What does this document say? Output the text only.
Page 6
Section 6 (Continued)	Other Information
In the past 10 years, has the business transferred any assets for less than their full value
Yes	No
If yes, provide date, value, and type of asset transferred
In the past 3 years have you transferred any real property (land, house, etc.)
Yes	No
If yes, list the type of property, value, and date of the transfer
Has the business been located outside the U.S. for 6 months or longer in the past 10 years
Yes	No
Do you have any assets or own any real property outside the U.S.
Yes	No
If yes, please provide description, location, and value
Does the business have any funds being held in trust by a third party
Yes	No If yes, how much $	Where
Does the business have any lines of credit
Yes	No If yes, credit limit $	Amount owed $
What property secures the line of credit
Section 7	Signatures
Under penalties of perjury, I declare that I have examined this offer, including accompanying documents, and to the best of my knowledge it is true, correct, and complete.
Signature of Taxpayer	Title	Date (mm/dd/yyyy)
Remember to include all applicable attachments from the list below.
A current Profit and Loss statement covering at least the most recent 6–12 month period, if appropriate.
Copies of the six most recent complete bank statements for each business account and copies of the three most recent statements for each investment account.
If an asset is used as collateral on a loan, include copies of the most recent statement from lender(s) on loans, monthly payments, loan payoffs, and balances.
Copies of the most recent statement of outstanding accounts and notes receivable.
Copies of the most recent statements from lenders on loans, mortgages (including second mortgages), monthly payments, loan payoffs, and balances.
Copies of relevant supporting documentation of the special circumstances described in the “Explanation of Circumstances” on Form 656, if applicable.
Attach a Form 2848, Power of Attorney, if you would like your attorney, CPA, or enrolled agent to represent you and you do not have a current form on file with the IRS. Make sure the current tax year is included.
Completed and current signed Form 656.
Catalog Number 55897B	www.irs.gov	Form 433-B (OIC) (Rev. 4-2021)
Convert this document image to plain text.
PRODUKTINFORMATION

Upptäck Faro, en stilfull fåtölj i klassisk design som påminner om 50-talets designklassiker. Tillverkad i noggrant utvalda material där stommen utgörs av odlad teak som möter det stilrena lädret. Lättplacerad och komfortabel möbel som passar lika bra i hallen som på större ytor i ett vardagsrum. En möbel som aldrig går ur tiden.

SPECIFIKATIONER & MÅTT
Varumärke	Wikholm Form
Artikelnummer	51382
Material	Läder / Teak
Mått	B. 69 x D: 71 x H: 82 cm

---

In the data above, count the lines where the word "statements" appears; reply with the number only.

• Written response:
2